**YOUR INSTRUCTIONS:**
Each record is to be transcribed exactly.

**MATERIAL FOR THIS EXERCISE:**
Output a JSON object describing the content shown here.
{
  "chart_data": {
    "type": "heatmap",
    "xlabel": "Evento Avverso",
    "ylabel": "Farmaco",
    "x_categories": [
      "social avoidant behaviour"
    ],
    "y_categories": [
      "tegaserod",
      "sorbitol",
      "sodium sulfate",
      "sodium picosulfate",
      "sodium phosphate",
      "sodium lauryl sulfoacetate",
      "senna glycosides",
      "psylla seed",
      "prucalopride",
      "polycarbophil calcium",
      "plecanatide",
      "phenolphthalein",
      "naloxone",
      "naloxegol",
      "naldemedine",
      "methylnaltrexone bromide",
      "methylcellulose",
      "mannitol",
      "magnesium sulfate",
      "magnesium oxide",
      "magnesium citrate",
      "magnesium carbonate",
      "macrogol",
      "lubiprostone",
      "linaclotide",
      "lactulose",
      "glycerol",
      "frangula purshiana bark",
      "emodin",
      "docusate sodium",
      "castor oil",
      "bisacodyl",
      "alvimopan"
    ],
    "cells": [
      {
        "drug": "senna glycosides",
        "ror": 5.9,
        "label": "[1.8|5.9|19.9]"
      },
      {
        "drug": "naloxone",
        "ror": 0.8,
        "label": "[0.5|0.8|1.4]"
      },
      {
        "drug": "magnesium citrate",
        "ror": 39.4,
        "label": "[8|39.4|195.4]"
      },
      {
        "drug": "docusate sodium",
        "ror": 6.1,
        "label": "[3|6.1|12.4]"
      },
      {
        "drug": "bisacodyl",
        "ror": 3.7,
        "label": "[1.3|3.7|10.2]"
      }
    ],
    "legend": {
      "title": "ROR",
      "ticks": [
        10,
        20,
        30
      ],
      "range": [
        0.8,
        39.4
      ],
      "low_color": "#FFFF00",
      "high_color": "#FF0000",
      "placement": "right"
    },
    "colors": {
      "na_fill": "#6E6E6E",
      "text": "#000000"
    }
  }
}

**SOLUTION TO THE EXERCISE:**
Output a JSON object describing the content shown here.
{
  "chart_data": {
    "type": "heatmap",
    "xlabel": "Evento Avverso",
    "ylabel": "Farmaco",
    "x_categories": [
      "social avoidant behaviour"
    ],
    "y_categories": [
      "tegaserod",
      "sorbitol",
      "sodium sulfate",
      "sodium picosulfate",
      "sodium phosphate",
      "sodium lauryl sulfoacetate",
      "senna glycosides",
      "psylla seed",
      "prucalopride",
      "polycarbophil calcium",
      "plecanatide",
      "phenolphthalein",
      "naloxone",
      "naloxegol",
      "naldemedine",
      "methylnaltrexone bromide",
      "methylcellulose",
      "mannitol",
      "magnesium sulfate",
      "magnesium oxide",
      "magnesium citrate",
      "magnesium carbonate",
      "macrogol",
      "lubiprostone",
      "linaclotide",
      "lactulose",
      "glycerol",
      "frangula purshiana bark",
      "emodin",
      "docusate sodium",
      "castor oil",
      "bisacodyl",
      "alvimopan"
    ],
    "cells": [
      {
        "drug": "senna glycosides",
        "ror": 5.9,
        "label": "[1.8|5.9|19.9]"
      },
      {
        "drug": "naloxone",
        "ror": 0.8,
        "label": "[0.5|0.8|1.4]"
      },
      {
        "drug": "magnesium citrate",
        "ror": 39.4,
        "label": "[8|39.4|195.4]"
      },
      {
        "drug": "docusate sodium",
        "ror": 6.1,
        "label": "[3|6.1|12.4]"
      },
      {
        "drug": "bisacodyl",
        "ror": 3.7,
        "label": "[1.3|3.7|10.2]"
      }
    ],
    "legend": {
      "title": "ROR",
      "ticks": [
        10,
        20,
        30
      ],
      "range": [
        0.8,
        39.4
      ],
      "low_color": "#FFFF00",
      "high_color": "#FF0000",
      "placement": "right"
    },
    "colors": {
      "na_fill": "#6E6E6E",
      "text": "#000000"
    }
  }
}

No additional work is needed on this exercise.